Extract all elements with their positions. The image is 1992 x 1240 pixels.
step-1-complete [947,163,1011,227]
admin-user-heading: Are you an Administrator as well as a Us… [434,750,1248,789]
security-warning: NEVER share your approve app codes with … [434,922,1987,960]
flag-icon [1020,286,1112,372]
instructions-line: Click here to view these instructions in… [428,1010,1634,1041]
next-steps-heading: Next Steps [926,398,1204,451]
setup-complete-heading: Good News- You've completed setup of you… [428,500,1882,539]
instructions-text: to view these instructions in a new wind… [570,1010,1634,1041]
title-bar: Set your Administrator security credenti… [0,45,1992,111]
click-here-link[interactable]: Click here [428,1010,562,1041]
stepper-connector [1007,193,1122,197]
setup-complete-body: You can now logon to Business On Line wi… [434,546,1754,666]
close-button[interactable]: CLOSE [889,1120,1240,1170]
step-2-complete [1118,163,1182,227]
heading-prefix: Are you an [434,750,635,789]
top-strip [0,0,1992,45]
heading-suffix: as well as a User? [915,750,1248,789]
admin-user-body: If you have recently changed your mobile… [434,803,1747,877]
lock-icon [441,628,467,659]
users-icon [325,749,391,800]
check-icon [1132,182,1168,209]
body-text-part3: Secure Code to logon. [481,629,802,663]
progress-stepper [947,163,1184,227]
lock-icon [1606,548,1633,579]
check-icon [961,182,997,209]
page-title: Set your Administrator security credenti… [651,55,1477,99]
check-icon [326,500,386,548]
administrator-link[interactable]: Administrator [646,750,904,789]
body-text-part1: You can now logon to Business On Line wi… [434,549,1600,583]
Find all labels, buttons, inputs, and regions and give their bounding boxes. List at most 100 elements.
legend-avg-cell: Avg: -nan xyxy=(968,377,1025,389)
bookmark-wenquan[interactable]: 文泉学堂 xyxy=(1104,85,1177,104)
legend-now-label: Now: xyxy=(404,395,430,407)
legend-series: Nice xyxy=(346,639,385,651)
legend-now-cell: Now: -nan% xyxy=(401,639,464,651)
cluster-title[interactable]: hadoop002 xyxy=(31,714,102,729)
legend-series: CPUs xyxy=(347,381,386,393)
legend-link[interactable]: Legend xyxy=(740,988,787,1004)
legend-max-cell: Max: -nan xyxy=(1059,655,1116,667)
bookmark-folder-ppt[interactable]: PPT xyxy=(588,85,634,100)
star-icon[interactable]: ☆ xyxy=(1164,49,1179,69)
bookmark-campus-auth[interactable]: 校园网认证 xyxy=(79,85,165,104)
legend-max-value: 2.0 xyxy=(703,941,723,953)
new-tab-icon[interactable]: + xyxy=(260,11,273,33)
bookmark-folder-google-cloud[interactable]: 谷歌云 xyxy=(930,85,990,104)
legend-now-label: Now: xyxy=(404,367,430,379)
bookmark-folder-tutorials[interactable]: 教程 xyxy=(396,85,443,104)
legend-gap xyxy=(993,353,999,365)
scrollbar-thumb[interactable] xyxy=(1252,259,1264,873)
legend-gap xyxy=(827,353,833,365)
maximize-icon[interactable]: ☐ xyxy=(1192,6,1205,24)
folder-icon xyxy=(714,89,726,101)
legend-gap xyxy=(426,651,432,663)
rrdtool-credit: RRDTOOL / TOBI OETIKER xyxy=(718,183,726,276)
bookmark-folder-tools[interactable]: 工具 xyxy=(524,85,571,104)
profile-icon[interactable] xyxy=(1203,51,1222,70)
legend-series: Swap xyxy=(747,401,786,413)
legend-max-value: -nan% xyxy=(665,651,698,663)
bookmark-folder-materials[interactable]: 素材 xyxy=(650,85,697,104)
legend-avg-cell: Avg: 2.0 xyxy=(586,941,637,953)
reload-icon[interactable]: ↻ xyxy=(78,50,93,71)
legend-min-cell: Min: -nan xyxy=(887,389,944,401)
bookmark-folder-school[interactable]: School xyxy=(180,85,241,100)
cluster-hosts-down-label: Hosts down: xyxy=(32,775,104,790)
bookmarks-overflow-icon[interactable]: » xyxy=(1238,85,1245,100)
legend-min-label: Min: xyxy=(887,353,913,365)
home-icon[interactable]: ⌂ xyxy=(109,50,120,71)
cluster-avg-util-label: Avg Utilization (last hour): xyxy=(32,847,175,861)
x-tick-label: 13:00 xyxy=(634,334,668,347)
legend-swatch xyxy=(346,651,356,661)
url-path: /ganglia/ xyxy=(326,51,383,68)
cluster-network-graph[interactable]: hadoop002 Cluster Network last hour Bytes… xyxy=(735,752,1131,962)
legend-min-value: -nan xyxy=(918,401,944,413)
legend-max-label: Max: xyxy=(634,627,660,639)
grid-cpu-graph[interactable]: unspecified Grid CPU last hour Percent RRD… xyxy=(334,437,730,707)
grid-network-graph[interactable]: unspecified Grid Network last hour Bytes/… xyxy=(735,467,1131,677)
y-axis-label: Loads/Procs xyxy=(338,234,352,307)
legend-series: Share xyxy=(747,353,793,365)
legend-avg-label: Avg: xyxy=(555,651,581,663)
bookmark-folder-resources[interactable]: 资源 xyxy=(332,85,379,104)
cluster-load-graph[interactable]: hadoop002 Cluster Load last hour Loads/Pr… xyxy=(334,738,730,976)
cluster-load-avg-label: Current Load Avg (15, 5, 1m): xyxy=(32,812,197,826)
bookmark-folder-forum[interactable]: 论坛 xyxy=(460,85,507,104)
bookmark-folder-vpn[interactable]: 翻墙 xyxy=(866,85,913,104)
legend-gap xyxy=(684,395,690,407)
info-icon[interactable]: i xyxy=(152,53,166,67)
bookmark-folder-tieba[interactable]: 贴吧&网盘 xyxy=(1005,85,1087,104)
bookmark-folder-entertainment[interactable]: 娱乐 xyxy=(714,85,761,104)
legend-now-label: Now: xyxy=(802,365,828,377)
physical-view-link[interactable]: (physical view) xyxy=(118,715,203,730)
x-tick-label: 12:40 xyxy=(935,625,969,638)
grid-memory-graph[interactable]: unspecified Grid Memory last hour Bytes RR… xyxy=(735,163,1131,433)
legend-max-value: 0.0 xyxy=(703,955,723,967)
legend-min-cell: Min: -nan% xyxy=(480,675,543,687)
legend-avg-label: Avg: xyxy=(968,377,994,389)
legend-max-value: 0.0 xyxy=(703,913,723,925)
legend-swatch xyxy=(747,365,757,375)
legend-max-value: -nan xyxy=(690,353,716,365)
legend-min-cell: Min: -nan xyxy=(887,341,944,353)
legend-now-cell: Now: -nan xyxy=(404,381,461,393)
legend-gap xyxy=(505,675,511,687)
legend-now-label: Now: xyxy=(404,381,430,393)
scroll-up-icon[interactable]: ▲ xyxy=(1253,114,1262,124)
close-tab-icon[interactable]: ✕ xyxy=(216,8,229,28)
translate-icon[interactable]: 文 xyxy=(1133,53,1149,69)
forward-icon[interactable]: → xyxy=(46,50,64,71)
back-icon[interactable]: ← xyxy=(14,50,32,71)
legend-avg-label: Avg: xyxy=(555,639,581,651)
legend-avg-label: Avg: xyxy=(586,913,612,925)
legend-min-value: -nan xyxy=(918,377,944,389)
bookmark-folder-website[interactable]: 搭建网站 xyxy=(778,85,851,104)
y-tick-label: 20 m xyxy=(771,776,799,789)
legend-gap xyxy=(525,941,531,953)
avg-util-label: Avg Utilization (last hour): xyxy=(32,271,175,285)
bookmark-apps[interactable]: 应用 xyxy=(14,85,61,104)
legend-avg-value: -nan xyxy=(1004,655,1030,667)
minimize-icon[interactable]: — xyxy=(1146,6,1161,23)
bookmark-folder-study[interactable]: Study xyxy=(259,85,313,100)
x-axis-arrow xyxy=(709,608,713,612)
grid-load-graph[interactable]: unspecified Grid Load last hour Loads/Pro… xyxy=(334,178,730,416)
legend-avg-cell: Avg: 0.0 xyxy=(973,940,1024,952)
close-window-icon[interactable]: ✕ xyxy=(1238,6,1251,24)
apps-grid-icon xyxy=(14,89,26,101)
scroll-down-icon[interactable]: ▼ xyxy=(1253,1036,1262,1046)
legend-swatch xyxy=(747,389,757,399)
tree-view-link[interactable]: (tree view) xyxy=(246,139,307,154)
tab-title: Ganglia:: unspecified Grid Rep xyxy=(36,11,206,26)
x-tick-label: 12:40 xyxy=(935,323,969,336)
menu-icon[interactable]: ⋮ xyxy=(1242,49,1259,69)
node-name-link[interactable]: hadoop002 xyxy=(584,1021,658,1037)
━━━━━━━━━━━━━━━━━━━━
◆ TASK TO COMPLETE
Quote everything from the very start of the records down to the line containing "heading-suffix: as well", with both of those lines included. Keep each line identical to the original.

◆ ANSWER TO THE EXERCISE
Extract all elements with their positions. The image is 1992 x 1240 pixels.
step-1-complete [947,163,1011,227]
admin-user-heading: Are you an Administrator as well as a Us… [434,750,1248,789]
security-warning: NEVER share your approve app codes with … [434,922,1987,960]
flag-icon [1020,286,1112,372]
instructions-line: Click here to view these instructions in… [428,1010,1634,1041]
next-steps-heading: Next Steps [926,398,1204,451]
setup-complete-heading: Good News- You've completed setup of you… [428,500,1882,539]
instructions-text: to view these instructions in a new wind… [570,1010,1634,1041]
title-bar: Set your Administrator security credenti… [0,45,1992,111]
click-here-link[interactable]: Click here [428,1010,562,1041]
stepper-connector [1007,193,1122,197]
setup-complete-body: You can now logon to Business On Line wi… [434,546,1754,666]
close-button[interactable]: CLOSE [889,1120,1240,1170]
step-2-complete [1118,163,1182,227]
heading-prefix: Are you an [434,750,635,789]
top-strip [0,0,1992,45]
heading-suffix: as well as a User? [915,750,1248,789]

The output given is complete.